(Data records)
──────────────────────────────
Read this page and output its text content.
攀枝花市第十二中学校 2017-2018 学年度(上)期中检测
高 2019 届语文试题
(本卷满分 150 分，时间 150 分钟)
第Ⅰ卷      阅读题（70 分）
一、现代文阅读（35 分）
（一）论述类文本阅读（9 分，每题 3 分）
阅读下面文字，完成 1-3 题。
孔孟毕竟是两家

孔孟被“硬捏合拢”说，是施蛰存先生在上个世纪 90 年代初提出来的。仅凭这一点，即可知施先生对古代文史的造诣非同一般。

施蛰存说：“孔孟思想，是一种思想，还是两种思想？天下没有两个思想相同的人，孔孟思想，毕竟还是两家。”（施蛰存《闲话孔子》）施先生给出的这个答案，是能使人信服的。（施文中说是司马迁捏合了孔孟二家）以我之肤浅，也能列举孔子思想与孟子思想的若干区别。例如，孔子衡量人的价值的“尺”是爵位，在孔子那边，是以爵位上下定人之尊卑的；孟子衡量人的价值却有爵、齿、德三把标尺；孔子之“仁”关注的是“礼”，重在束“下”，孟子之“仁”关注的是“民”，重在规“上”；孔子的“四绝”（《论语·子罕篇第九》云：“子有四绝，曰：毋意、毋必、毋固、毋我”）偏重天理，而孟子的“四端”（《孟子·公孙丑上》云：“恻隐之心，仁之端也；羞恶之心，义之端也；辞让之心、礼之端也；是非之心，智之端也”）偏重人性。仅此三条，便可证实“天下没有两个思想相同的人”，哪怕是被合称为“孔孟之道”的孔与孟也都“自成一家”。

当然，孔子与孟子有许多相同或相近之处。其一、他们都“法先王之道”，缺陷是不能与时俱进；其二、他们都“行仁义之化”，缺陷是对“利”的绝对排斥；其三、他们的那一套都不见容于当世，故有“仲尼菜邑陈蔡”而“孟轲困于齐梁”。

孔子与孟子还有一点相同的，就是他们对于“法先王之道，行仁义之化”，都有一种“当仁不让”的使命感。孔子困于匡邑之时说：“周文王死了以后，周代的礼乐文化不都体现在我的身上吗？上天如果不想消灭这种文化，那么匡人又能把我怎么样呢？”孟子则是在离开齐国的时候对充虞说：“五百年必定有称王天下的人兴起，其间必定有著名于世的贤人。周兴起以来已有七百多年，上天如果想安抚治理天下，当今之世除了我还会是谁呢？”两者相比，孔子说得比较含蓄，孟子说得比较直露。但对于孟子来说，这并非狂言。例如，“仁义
──────────────────────────────
## THE EXERCISE
Please reproduce the entire listing, exactly as shown.

## SOLUTION TO THIS PROBLEM
Read this page and output its text content.
攀枝花市第十二中学校 2017-2018 学年度(上)期中检测
高 2019 届语文试题
(本卷满分 150 分，时间 150 分钟)
第Ⅰ卷      阅读题（70 分）
一、现代文阅读（35 分）
（一）论述类文本阅读（9 分，每题 3 分）
阅读下面文字，完成 1-3 题。
孔孟毕竟是两家

孔孟被“硬捏合拢”说，是施蛰存先生在上个世纪 90 年代初提出来的。仅凭这一点，即可知施先生对古代文史的造诣非同一般。

施蛰存说：“孔孟思想，是一种思想，还是两种思想？天下没有两个思想相同的人，孔孟思想，毕竟还是两家。”（施蛰存《闲话孔子》）施先生给出的这个答案，是能使人信服的。（施文中说是司马迁捏合了孔孟二家）以我之肤浅，也能列举孔子思想与孟子思想的若干区别。例如，孔子衡量人的价值的“尺”是爵位，在孔子那边，是以爵位上下定人之尊卑的；孟子衡量人的价值却有爵、齿、德三把标尺；孔子之“仁”关注的是“礼”，重在束“下”，孟子之“仁”关注的是“民”，重在规“上”；孔子的“四绝”（《论语·子罕篇第九》云：“子有四绝，曰：毋意、毋必、毋固、毋我”）偏重天理，而孟子的“四端”（《孟子·公孙丑上》云：“恻隐之心，仁之端也；羞恶之心，义之端也；辞让之心、礼之端也；是非之心，智之端也”）偏重人性。仅此三条，便可证实“天下没有两个思想相同的人”，哪怕是被合称为“孔孟之道”的孔与孟也都“自成一家”。

当然，孔子与孟子有许多相同或相近之处。其一、他们都“法先王之道”，缺陷是不能与时俱进；其二、他们都“行仁义之化”，缺陷是对“利”的绝对排斥；其三、他们的那一套都不见容于当世，故有“仲尼菜邑陈蔡”而“孟轲困于齐梁”。

孔子与孟子还有一点相同的，就是他们对于“法先王之道，行仁义之化”，都有一种“当仁不让”的使命感。孔子困于匡邑之时说：“周文王死了以后，周代的礼乐文化不都体现在我的身上吗？上天如果不想消灭这种文化，那么匡人又能把我怎么样呢？”孟子则是在离开齐国的时候对充虞说：“五百年必定有称王天下的人兴起，其间必定有著名于世的贤人。周兴起以来已有七百多年，上天如果想安抚治理天下，当今之世除了我还会是谁呢？”两者相比，孔子说得比较含蓄，孟子说得比较直露。但对于孟子来说，这并非狂言。例如，“仁义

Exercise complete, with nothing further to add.